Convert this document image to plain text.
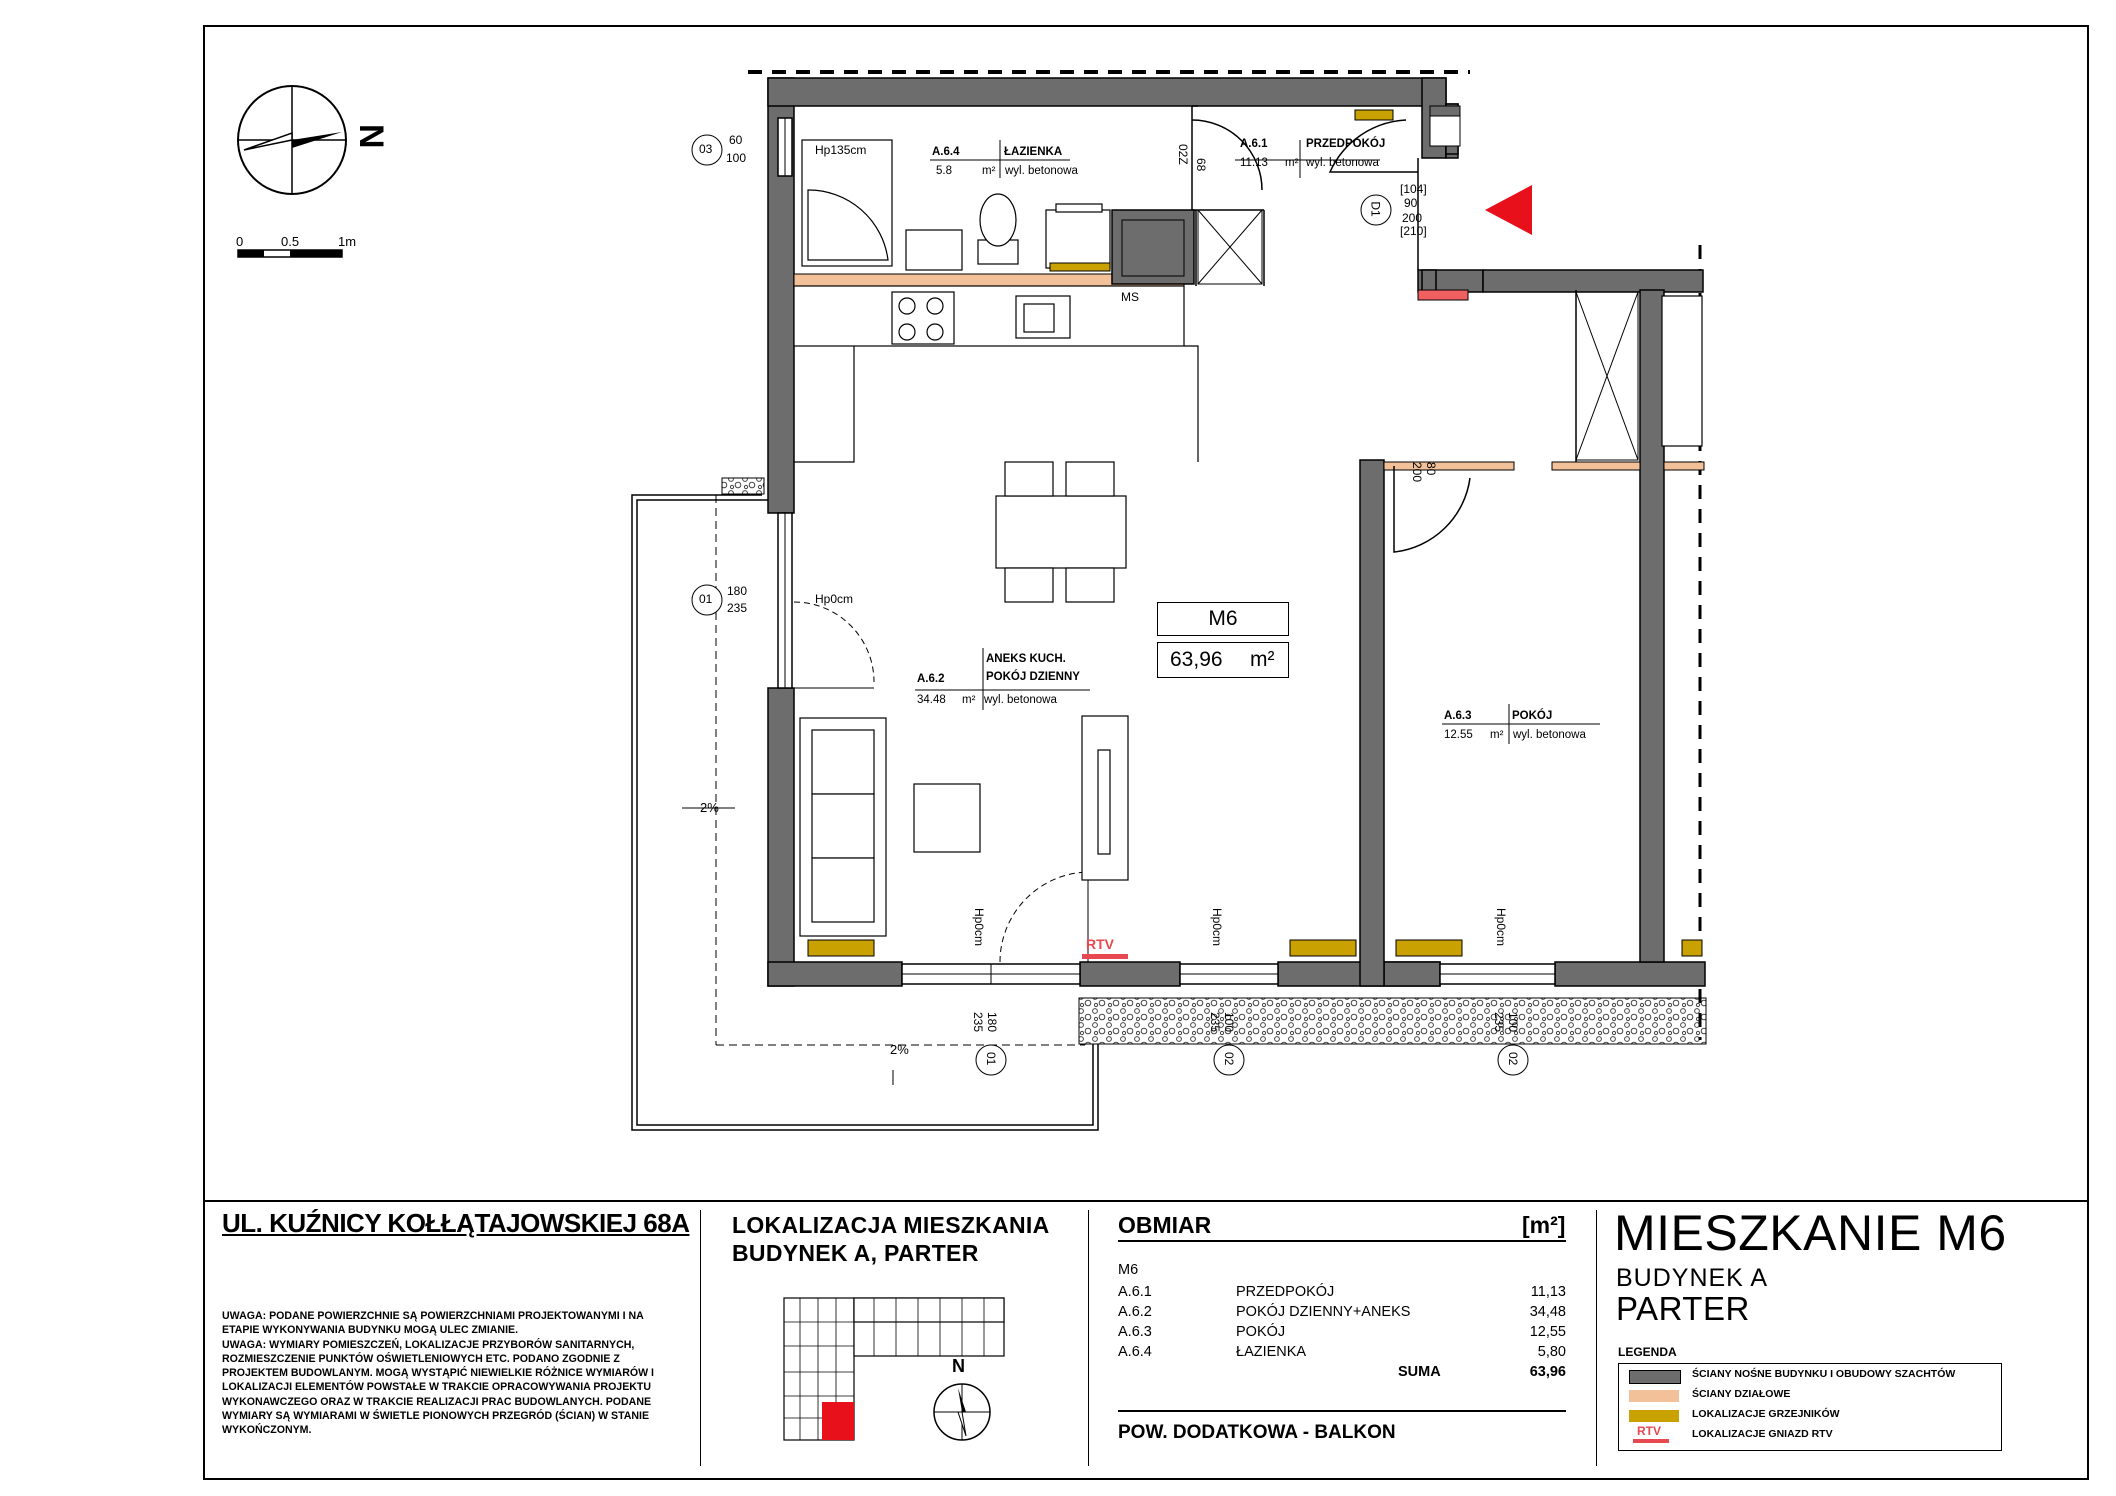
N
0	0.5	1m
2%
2%
RTV
A.6.4	ŁAZIENKA
5.8	m² wyl. betonowa
A.6.1	PRZEDPOKÓJ
11.13 m² wyl. betonowa
A.6.2
ANEKS KUCH.
POKÓJ DZIENNY
34.48 m² wyl. betonowa
A.6.3	POKÓJ
12.55 m² wyl. betonowa
M6
63,96 m²
03
60
100
Hp135cm
01
180
235
Hp0cm
02Z 68
D1
[104]
90
200
[210]
80
200
01
180
235
Hp0cm
02
100
235
Hp0cm
02
100
235
Hp0cm
MS
UL. KUŹNICY KOŁŁĄTAJOWSKIEJ 68A

UWAGA: PODANE POWIERZCHNIE SĄ POWIERZCHNIAMI PROJEKTOWANYMI I NA ETAPIE WYKONYWANIA BUDYNKU MOGĄ ULEC ZMIANIE.

UWAGA: WYMIARY POMIESZCZEŃ, LOKALIZACJE PRZYBORÓW SANITARNYCH, ROZMIESZCZENIE PUNKTÓW OŚWIETLENIOWYCH ETC. PODANO ZGODNIE Z PROJEKTEM BUDOWLANYM. MOGĄ WYSTĄPIĆ NIEWIELKIE RÓŻNICE WYMIARÓW I LOKALIZACJI ELEMENTÓW POWSTAŁE W TRAKCIE OPRACOWYWANIA PROJEKTU WYKONAWCZEGO ORAZ W TRAKCIE REALIZACJI PRAC BUDOWLANYCH. PODANE WYMIARY SĄ WYMIARAMI W ŚWIETLE PIONOWYCH PRZEGRÓD (ŚCIAN) W STANIE WYKOŃCZONYM.

LOKALIZACJA MIESZKANIA
BUDYNEK A, PARTER
N
OBMIAR	[m²]
M6
A.6.1	PRZEDPOKÓJ	11,13
A.6.2	POKÓJ DZIENNY+ANEKS	34,48
A.6.3	POKÓJ	12,55
A.6.4	ŁAZIENKA	5,80
	SUMA	63,96
POW. DODATKOWA - BALKON
MIESZKANIE M6
BUDYNEK A
PARTER
LEGENDA
ŚCIANY NOŚNE BUDYNKU I OBUDOWY SZACHTÓW
ŚCIANY DZIAŁOWE
LOKALIZACJE GRZEJNIKÓW
RTV	LOKALIZACJE GNIAZD RTV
===
## TASK DIRECTIONS
Go back to the records above and write them out exactly, without the pictures.

## THE OUTPUT
Convert this document image to plain text.
N
0	0.5	1m
2%
2%
RTV
A.6.4	ŁAZIENKA
5.8	m² wyl. betonowa
A.6.1	PRZEDPOKÓJ
11.13 m² wyl. betonowa
A.6.2
ANEKS KUCH.
POKÓJ DZIENNY
34.48 m² wyl. betonowa
A.6.3	POKÓJ
12.55 m² wyl. betonowa
M6
63,96 m²
03
60
100
Hp135cm
01
180
235
Hp0cm
02Z 68
D1
[104]
90
200
[210]
80
200
01
180
235
Hp0cm
02
100
235
Hp0cm
02
100
235
Hp0cm
MS
UL. KUŹNICY KOŁŁĄTAJOWSKIEJ 68A

UWAGA: PODANE POWIERZCHNIE SĄ POWIERZCHNIAMI PROJEKTOWANYMI I NA ETAPIE WYKONYWANIA BUDYNKU MOGĄ ULEC ZMIANIE.

UWAGA: WYMIARY POMIESZCZEŃ, LOKALIZACJE PRZYBORÓW SANITARNYCH, ROZMIESZCZENIE PUNKTÓW OŚWIETLENIOWYCH ETC. PODANO ZGODNIE Z PROJEKTEM BUDOWLANYM. MOGĄ WYSTĄPIĆ NIEWIELKIE RÓŻNICE WYMIARÓW I LOKALIZACJI ELEMENTÓW POWSTAŁE W TRAKCIE OPRACOWYWANIA PROJEKTU WYKONAWCZEGO ORAZ W TRAKCIE REALIZACJI PRAC BUDOWLANYCH. PODANE WYMIARY SĄ WYMIARAMI W ŚWIETLE PIONOWYCH PRZEGRÓD (ŚCIAN) W STANIE WYKOŃCZONYM.

LOKALIZACJA MIESZKANIA
BUDYNEK A, PARTER
N
OBMIAR	[m²]
M6
A.6.1	PRZEDPOKÓJ	11,13
A.6.2	POKÓJ DZIENNY+ANEKS	34,48
A.6.3	POKÓJ	12,55
A.6.4	ŁAZIENKA	5,80
	SUMA	63,96
POW. DODATKOWA - BALKON
MIESZKANIE M6
BUDYNEK A
PARTER
LEGENDA
ŚCIANY NOŚNE BUDYNKU I OBUDOWY SZACHTÓW
ŚCIANY DZIAŁOWE
LOKALIZACJE GRZEJNIKÓW
RTV	LOKALIZACJE GNIAZD RTV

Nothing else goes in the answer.